Men at Work singles chronology
| "Dr. Heckyll & Mr. Jive" (1982) | "Overkill" (1983) | "It's a Mistake" (1983) |

Music video
- "Overkill" on YouTube

= Overkill (Men at Work song) =

1983 single by Men At Work

"Overkill" is a song by the Australian rock band Men at Work. It was released in March 1983 as the second Australian and first American single from their second album Cargo. Written by lead singer Colin Hay, the song reached No. 3 on the US Billboard Hot 100 chart, No. 5 on the Australian Kent Music Report singles chart, and the top 10 in Canada, Ireland, and Norway.

== Background ==
"Overkill" was written by Men at Work frontman Colin Hay, who described the song as being about "stepping into the unknown." He elaborated:

"I was in St. Kilda and I felt that my time there was coming to a close and that I was going to probably leave there quite soon. Just about to leave somewhere, knowing that you're about to step into something that's like leaving your comfort zone, you know? Because you spend a lot of years trying to get something – for example, fame or recognition – or getting to a certain point, and then when you actually achieve it, there's always a certain amount of fear that comes with that. Not necessarily fear, but a sense of loss of control. Because all of a sudden, you're not in control of a situation anymore. There are other people involved so it's much, much less controllable."

Hay said that the song reflected his fear that he might be consumed by success, especially with regard to his tendency toward addiction and how he must avoid the pitfalls of fame. Hay was proud of the song after composing it; he recalled, "That was the first song that I wrote where I thought that maybe I could actually make a living as a songwriter, perhaps. I thought that was a good song that I'd written, one that will stand the test of time. I felt at the time it had something to it. I was very happy with that song."

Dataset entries
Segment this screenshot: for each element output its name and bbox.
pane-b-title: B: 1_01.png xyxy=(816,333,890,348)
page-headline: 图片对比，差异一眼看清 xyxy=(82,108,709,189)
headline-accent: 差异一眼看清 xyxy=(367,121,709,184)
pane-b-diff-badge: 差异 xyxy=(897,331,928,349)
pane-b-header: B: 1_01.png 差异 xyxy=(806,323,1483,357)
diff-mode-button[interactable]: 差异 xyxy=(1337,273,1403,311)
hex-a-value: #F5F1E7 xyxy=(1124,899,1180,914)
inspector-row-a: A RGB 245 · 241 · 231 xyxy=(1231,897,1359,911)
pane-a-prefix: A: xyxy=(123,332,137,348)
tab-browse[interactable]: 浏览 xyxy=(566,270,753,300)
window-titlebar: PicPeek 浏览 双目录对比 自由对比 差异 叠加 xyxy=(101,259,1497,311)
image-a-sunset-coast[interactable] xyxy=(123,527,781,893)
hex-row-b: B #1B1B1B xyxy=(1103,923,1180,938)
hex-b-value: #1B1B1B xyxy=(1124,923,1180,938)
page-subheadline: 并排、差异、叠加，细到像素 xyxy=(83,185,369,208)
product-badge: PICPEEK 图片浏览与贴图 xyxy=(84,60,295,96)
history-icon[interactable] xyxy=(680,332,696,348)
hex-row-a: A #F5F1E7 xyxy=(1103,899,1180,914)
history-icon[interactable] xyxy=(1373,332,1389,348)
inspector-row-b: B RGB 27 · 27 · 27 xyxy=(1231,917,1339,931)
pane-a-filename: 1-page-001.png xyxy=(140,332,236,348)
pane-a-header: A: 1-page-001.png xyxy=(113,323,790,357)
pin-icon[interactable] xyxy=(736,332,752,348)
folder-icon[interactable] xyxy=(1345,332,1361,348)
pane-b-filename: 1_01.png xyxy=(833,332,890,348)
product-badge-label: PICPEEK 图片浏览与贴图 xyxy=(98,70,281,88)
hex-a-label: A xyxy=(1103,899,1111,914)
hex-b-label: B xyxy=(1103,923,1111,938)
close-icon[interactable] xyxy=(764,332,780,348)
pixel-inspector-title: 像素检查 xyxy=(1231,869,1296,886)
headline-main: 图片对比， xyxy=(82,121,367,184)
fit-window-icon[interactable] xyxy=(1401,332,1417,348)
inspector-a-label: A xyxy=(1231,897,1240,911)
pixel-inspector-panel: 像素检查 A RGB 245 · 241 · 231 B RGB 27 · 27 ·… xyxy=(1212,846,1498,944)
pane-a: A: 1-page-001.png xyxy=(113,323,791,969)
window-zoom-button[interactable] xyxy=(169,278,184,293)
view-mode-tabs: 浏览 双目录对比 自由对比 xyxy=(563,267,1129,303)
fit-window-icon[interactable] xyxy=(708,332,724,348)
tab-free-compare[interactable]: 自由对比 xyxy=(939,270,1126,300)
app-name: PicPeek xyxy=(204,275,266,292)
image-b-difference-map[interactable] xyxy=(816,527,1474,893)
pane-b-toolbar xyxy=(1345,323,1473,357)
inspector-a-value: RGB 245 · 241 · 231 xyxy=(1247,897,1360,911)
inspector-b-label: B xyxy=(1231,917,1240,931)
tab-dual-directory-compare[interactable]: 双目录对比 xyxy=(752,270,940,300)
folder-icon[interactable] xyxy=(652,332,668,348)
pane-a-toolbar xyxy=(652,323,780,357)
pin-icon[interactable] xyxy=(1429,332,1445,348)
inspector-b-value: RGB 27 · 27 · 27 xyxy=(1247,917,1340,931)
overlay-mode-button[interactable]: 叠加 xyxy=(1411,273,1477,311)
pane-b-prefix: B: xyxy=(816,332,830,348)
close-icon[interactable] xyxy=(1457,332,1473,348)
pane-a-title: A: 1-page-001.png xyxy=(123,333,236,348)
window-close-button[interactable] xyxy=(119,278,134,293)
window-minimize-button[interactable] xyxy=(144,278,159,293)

Short problem 1 - List every country where, according to the article on "Overkill," the song placed on a chart.
Short problem 2 - Turn the paragraph of the "Overkill" article that begins "'Overkill' is a song by the Australian rock band" into a short bulleted list that keeps its main facts.
Short problem 3 - Go on with the article about the song "Overkill," picking up after its final sentence.

Task output 1 -
- United States
- Australia
- Canada
- Ireland
- Norway

Task output 2 -
- Song by the Australian rock band Men at Work, written by lead singer Colin Hay
- Released in March 1983 from the band's second album, Cargo
- The second single in Australia and the first in America
- Peaked at No. 3 on the US Billboard Hot 100 and No. 5 on the Australian Kent Music Report singles chart
- Reached the top 10 in Canada, Ireland, and Norway

Task output 3 -
Men at Work's second studio album, Cargo, was released in Australia in April 1983, reaching No. 1 on the Kent Music Report albums chart. The album's lead single, "Dr. Heckyll & Mr. Jive", was issued in Australia ahead of the album in October 1982 and reached No. 6 on the Kent Music Report singles chart. Despite recording having been completed in mid-1982, Cargos release was held back due to the continuing international commercial success of the band's 1981 debut album, Business as Usual.

== Release and reception ==
Preceding the album, "Overkill" was released in March 1983 and debuted on the US Billboard Hot 100 chart at No. 28 on 9 April. It peaked at No. 3 in early June. In Canada, the song was ranked No. 55 on the 1983 year-end chart and was certified gold by Music Canada. The band toured the world extensively in 1983 to promote the album and related singles. Critically, Cash Box praised the "supple sax line."

== Music video ==
The video was mostly shot in the Melbourne suburb of St Kilda and featured landmarks such as the Esplanade Hotel and the St Kilda Pier.

== Track listing ==
1. "Overkill" (Colin Hay) – 3:44
2. "Till the Money Runs Out" (Colin Hay, Ron Strykert, Greg Ham, John Rees, Jerry Speiser) – 3:05

== Charts ==

=== Weekly charts ===

| Chart (1983) | Peak position |
|---|---|
| Australia (Kent Music Report) | 5 |
| Belgium (Ultratop 50 Flanders) | 26 |
| Canada Top Singles (RPM) | 6 |
| Ireland (IRMA) | 9 |
| Italy (Musica e dischi) | 12 |
| Netherlands (Dutch Top 40) | 16 |
| Netherlands (Single Top 100) | 15 |
| New Zealand (Recorded Music NZ) | 24 |
| Norway (VG-lista) | 5 |
| South Africa (Springbok Radio) | 20 |
| UK Singles (Official Charts) | 21 |
| US Billboard Hot 100 | 3 |
| US Adult Contemporary (Billboard) | 6 |
| US Mainstream Rock (Billboard) | 3 |
| West Germany (GfK) | 30 |

=== Year end charts ===

| Chart (1983) | Rank |
|---|---|
| Australia (Kent Music Report) | 81 |
| Canada Top Singles (RPM) | 55 |
| US Billboard Hot 100 | 54 |

== Certifications ==

| Region | Certification | Certified units/sales |
| Canada (Music Canada) | Gold | 50,000^{^} |
^{^} Shipments figures based on certification alone.

== Lazlo Bane version ==

American alternative rock band Lazlo Bane covered the song and released it in 1996 as a B-side of their debut single "Buttercup", through Fish of Death Records.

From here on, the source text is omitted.